Brief
Leave the pictures out, and retype all of the material exactly as written.
★ ★ ★ ★ ★
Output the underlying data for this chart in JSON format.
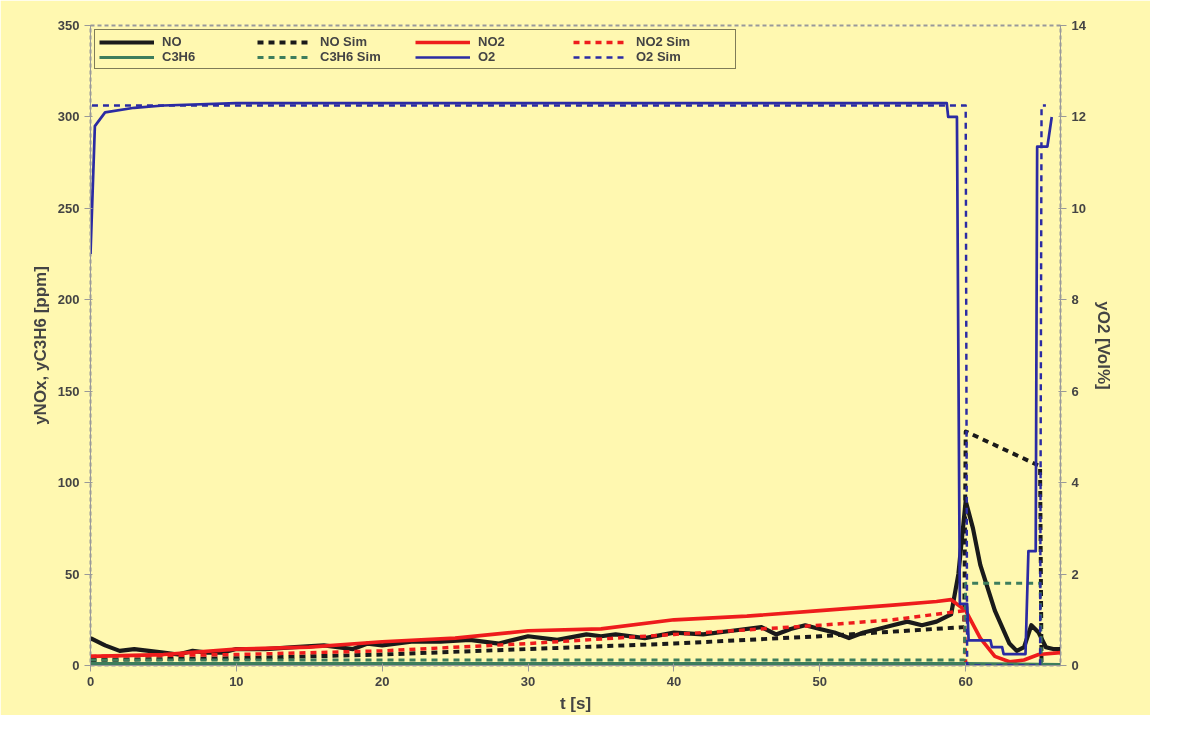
{
  "chart_data": {
    "type": "line",
    "xlabel": "t [s]",
    "ylabel": "yNOx, yC3H6 [ppm]",
    "y2label": "yO2 [Vol%]",
    "xlim": [
      0,
      66.5
    ],
    "xticks": [
      0,
      10,
      20,
      30,
      40,
      50,
      60
    ],
    "ylim": [
      0,
      350
    ],
    "yticks": [
      0,
      50,
      100,
      150,
      200,
      250,
      300,
      350
    ],
    "y2lim": [
      0,
      14
    ],
    "y2ticks": [
      0,
      2,
      4,
      6,
      8,
      10,
      12,
      14
    ],
    "grid": false,
    "legend": "top left",
    "marker": "none",
    "series": [
      {
        "name": "NO",
        "color": "#1a1a1a",
        "line_style": "solid",
        "x": [
          0,
          1,
          2,
          3,
          4,
          5,
          6,
          7,
          8,
          9,
          10,
          12,
          14,
          16,
          18,
          19,
          20,
          22,
          24,
          26,
          28,
          30,
          32,
          34,
          35,
          36,
          38,
          40,
          42,
          44,
          46,
          47,
          48,
          49,
          50,
          51,
          52,
          53,
          54,
          55,
          56,
          57,
          58,
          59,
          59.5,
          60,
          60.5,
          61,
          62,
          63,
          63.5,
          64,
          64.5,
          65,
          65.5,
          66,
          66.5
        ],
        "values": [
          15,
          11,
          8,
          9,
          8,
          7,
          6,
          8,
          7,
          7,
          9,
          9,
          10,
          11,
          9,
          12,
          11,
          13,
          13,
          14,
          12,
          16,
          14,
          17,
          16,
          17,
          15,
          18,
          17,
          19,
          21,
          17,
          20,
          22,
          20,
          18,
          15,
          18,
          20,
          22,
          24,
          22,
          24,
          28,
          50,
          90,
          75,
          55,
          30,
          12,
          8,
          10,
          22,
          18,
          10,
          9,
          9
        ]
      },
      {
        "name": "NO Sim",
        "color": "#1a1a1a",
        "line_style": "dashed",
        "x": [
          0,
          10,
          20,
          30,
          40,
          50,
          59.9,
          60.0,
          65.1,
          65.2
        ],
        "values": [
          3,
          4,
          6,
          9,
          12,
          16,
          21,
          128,
          109,
          0
        ]
      },
      {
        "name": "NO2",
        "color": "#ee1c1c",
        "line_style": "solid",
        "x": [
          0,
          5,
          10,
          15,
          20,
          25,
          30,
          35,
          40,
          45,
          50,
          55,
          58,
          59,
          60,
          61,
          62,
          63,
          64,
          65,
          66.5
        ],
        "values": [
          5,
          6,
          9,
          10,
          13,
          15,
          19,
          20,
          25,
          27,
          30,
          33,
          35,
          36,
          30,
          15,
          5,
          2,
          3,
          6,
          7
        ]
      },
      {
        "name": "NO2 Sim",
        "color": "#ee1c1c",
        "line_style": "dashed",
        "x": [
          0,
          10,
          20,
          30,
          40,
          50,
          55,
          59.9,
          60.0
        ],
        "values": [
          5,
          6,
          8,
          12,
          17,
          22,
          25,
          30,
          0
        ]
      },
      {
        "name": "C3H6",
        "color": "#3d7d5c",
        "line_style": "solid",
        "x": [
          0,
          60,
          66.5
        ],
        "values": [
          1,
          1,
          0.5
        ]
      },
      {
        "name": "C3H6 Sim",
        "color": "#3d7d5c",
        "line_style": "dashed",
        "x": [
          0,
          59.9,
          60.0,
          65.1,
          65.2,
          66.5
        ],
        "values": [
          3,
          3,
          45,
          45,
          0,
          0
        ]
      },
      {
        "name": "O2",
        "color": "#2b2ba3",
        "line_style": "solid",
        "axis": "y2",
        "x": [
          0,
          0.3,
          1,
          3,
          5,
          10,
          58.7,
          58.8,
          59.4,
          59.6,
          60.1,
          60.2,
          61.7,
          61.8,
          62.5,
          62.6,
          64.1,
          64.3,
          64.8,
          64.9,
          65.6,
          65.9
        ],
        "values": [
          9,
          11.8,
          12.1,
          12.2,
          12.25,
          12.3,
          12.3,
          12.0,
          12.0,
          1.35,
          1.35,
          0.55,
          0.55,
          0.4,
          0.4,
          0.25,
          0.25,
          2.5,
          2.5,
          11.35,
          11.35,
          12.0
        ]
      },
      {
        "name": "O2 Sim",
        "color": "#2b2ba3",
        "line_style": "dashed",
        "axis": "y2",
        "x": [
          0.1,
          60.0,
          60.1,
          65.1,
          65.2,
          65.5
        ],
        "values": [
          12.25,
          12.25,
          0,
          0,
          12.25,
          12.25
        ]
      }
    ]
  }
}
★ ★ ★ ★ ★
Answer in full
Output the underlying data for this chart in JSON format.
{
  "chart_data": {
    "type": "line",
    "xlabel": "t [s]",
    "ylabel": "yNOx, yC3H6 [ppm]",
    "y2label": "yO2 [Vol%]",
    "xlim": [
      0,
      66.5
    ],
    "xticks": [
      0,
      10,
      20,
      30,
      40,
      50,
      60
    ],
    "ylim": [
      0,
      350
    ],
    "yticks": [
      0,
      50,
      100,
      150,
      200,
      250,
      300,
      350
    ],
    "y2lim": [
      0,
      14
    ],
    "y2ticks": [
      0,
      2,
      4,
      6,
      8,
      10,
      12,
      14
    ],
    "grid": false,
    "legend": "top left",
    "marker": "none",
    "series": [
      {
        "name": "NO",
        "color": "#1a1a1a",
        "line_style": "solid",
        "x": [
          0,
          1,
          2,
          3,
          4,
          5,
          6,
          7,
          8,
          9,
          10,
          12,
          14,
          16,
          18,
          19,
          20,
          22,
          24,
          26,
          28,
          30,
          32,
          34,
          35,
          36,
          38,
          40,
          42,
          44,
          46,
          47,
          48,
          49,
          50,
          51,
          52,
          53,
          54,
          55,
          56,
          57,
          58,
          59,
          59.5,
          60,
          60.5,
          61,
          62,
          63,
          63.5,
          64,
          64.5,
          65,
          65.5,
          66,
          66.5
        ],
        "values": [
          15,
          11,
          8,
          9,
          8,
          7,
          6,
          8,
          7,
          7,
          9,
          9,
          10,
          11,
          9,
          12,
          11,
          13,
          13,
          14,
          12,
          16,
          14,
          17,
          16,
          17,
          15,
          18,
          17,
          19,
          21,
          17,
          20,
          22,
          20,
          18,
          15,
          18,
          20,
          22,
          24,
          22,
          24,
          28,
          50,
          90,
          75,
          55,
          30,
          12,
          8,
          10,
          22,
          18,
          10,
          9,
          9
        ]
      },
      {
        "name": "NO Sim",
        "color": "#1a1a1a",
        "line_style": "dashed",
        "x": [
          0,
          10,
          20,
          30,
          40,
          50,
          59.9,
          60.0,
          65.1,
          65.2
        ],
        "values": [
          3,
          4,
          6,
          9,
          12,
          16,
          21,
          128,
          109,
          0
        ]
      },
      {
        "name": "NO2",
        "color": "#ee1c1c",
        "line_style": "solid",
        "x": [
          0,
          5,
          10,
          15,
          20,
          25,
          30,
          35,
          40,
          45,
          50,
          55,
          58,
          59,
          60,
          61,
          62,
          63,
          64,
          65,
          66.5
        ],
        "values": [
          5,
          6,
          9,
          10,
          13,
          15,
          19,
          20,
          25,
          27,
          30,
          33,
          35,
          36,
          30,
          15,
          5,
          2,
          3,
          6,
          7
        ]
      },
      {
        "name": "NO2 Sim",
        "color": "#ee1c1c",
        "line_style": "dashed",
        "x": [
          0,
          10,
          20,
          30,
          40,
          50,
          55,
          59.9,
          60.0
        ],
        "values": [
          5,
          6,
          8,
          12,
          17,
          22,
          25,
          30,
          0
        ]
      },
      {
        "name": "C3H6",
        "color": "#3d7d5c",
        "line_style": "solid",
        "x": [
          0,
          60,
          66.5
        ],
        "values": [
          1,
          1,
          0.5
        ]
      },
      {
        "name": "C3H6 Sim",
        "color": "#3d7d5c",
        "line_style": "dashed",
        "x": [
          0,
          59.9,
          60.0,
          65.1,
          65.2,
          66.5
        ],
        "values": [
          3,
          3,
          45,
          45,
          0,
          0
        ]
      },
      {
        "name": "O2",
        "color": "#2b2ba3",
        "line_style": "solid",
        "axis": "y2",
        "x": [
          0,
          0.3,
          1,
          3,
          5,
          10,
          58.7,
          58.8,
          59.4,
          59.6,
          60.1,
          60.2,
          61.7,
          61.8,
          62.5,
          62.6,
          64.1,
          64.3,
          64.8,
          64.9,
          65.6,
          65.9
        ],
        "values": [
          9,
          11.8,
          12.1,
          12.2,
          12.25,
          12.3,
          12.3,
          12.0,
          12.0,
          1.35,
          1.35,
          0.55,
          0.55,
          0.4,
          0.4,
          0.25,
          0.25,
          2.5,
          2.5,
          11.35,
          11.35,
          12.0
        ]
      },
      {
        "name": "O2 Sim",
        "color": "#2b2ba3",
        "line_style": "dashed",
        "axis": "y2",
        "x": [
          0.1,
          60.0,
          60.1,
          65.1,
          65.2,
          65.5
        ],
        "values": [
          12.25,
          12.25,
          0,
          0,
          12.25,
          12.25
        ]
      }
    ]
  }
}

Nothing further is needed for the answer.